> [TO DO]: Establish how many lines in the material include the string "image" and report it as a lone number.

> [ROWS]:
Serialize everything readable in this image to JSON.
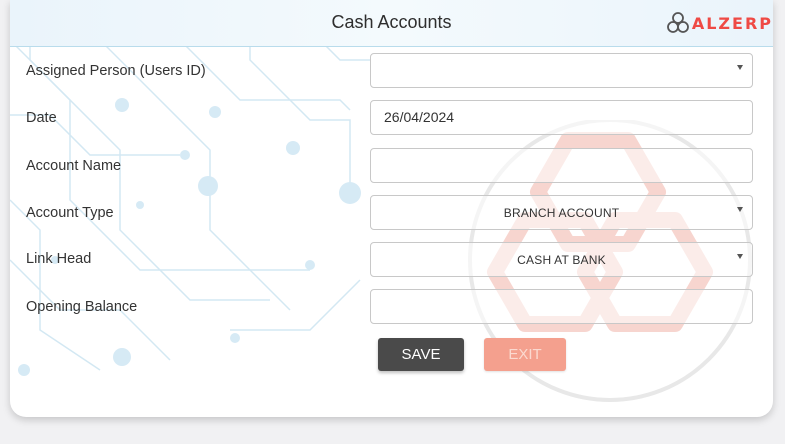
{
  "header": {
    "title": "Cash Accounts"
  },
  "brand": {
    "logo_text": "ALZERP",
    "accent_color": "#ef4a45"
  },
  "form": {
    "assigned_person": {
      "label": "Assigned Person (Users ID)",
      "value": ""
    },
    "date": {
      "label": "Date",
      "value": "26/04/2024"
    },
    "account_name": {
      "label": "Account Name",
      "value": ""
    },
    "account_type": {
      "label": "Account Type",
      "value": "BRANCH ACCOUNT"
    },
    "link_head": {
      "label": "Link Head",
      "value": "CASH AT BANK"
    },
    "opening_balance": {
      "label": "Opening Balance",
      "value": ""
    }
  },
  "actions": {
    "save_label": "SAVE",
    "exit_label": "EXIT"
  },
  "icons": {
    "dropdown": "chevron-down-icon",
    "logo": "alzerp-logo-icon"
  }
}
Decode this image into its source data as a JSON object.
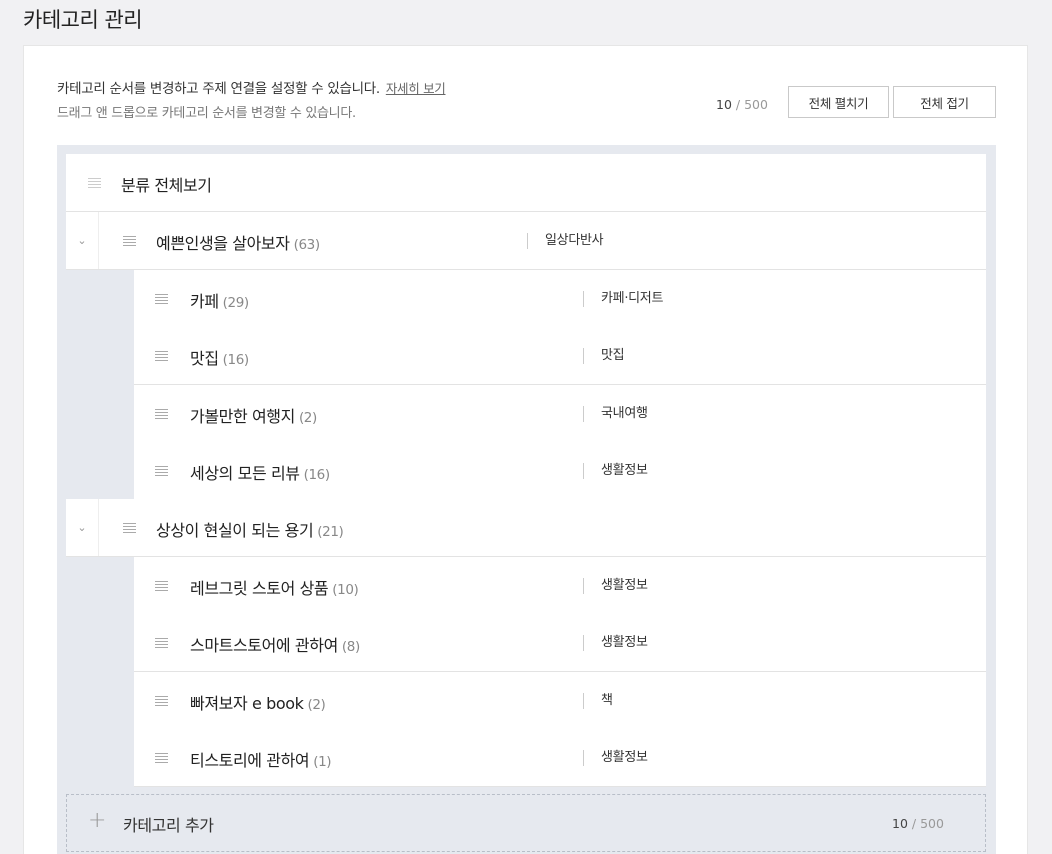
{
  "page": {
    "title": "카테고리 관리"
  },
  "header": {
    "description": "카테고리 순서를 변경하고 주제 연결을 설정할 수 있습니다.",
    "detail_link": "자세히 보기",
    "drag_hint": "드래그 앤 드롭으로 카테고리 순서를 변경할 수 있습니다.",
    "count": "10",
    "count_max": "/ 500",
    "expand_all": "전체 펼치기",
    "collapse_all": "전체 접기"
  },
  "tree": {
    "root": {
      "label": "분류 전체보기"
    },
    "groups": [
      {
        "name": "예쁜인생을 살아보자",
        "count": "(63)",
        "topic": "일상다반사",
        "toggle": "⌄",
        "children": [
          {
            "name": "카페",
            "count": "(29)",
            "topic": "카페·디저트"
          },
          {
            "name": "맛집",
            "count": "(16)",
            "topic": "맛집"
          },
          {
            "name": "가볼만한 여행지",
            "count": "(2)",
            "topic": "국내여행"
          },
          {
            "name": "세상의 모든 리뷰",
            "count": "(16)",
            "topic": "생활정보"
          }
        ]
      },
      {
        "name": "상상이 현실이 되는 용기",
        "count": "(21)",
        "topic": "",
        "toggle": "⌄",
        "children": [
          {
            "name": "레브그릿 스토어 상품",
            "count": "(10)",
            "topic": "생활정보"
          },
          {
            "name": "스마트스토어에 관하여",
            "count": "(8)",
            "topic": "생활정보"
          },
          {
            "name": "빠져보자 e book",
            "count": "(2)",
            "topic": "책"
          },
          {
            "name": "티스토리에 관하여",
            "count": "(1)",
            "topic": "생활정보"
          }
        ]
      }
    ]
  },
  "add_category": {
    "icon": "plus-icon",
    "plus_glyph": "+",
    "label": "카테고리 추가",
    "count": "10",
    "count_max": "/ 500"
  }
}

> [SOLVED PROBLEM]: 2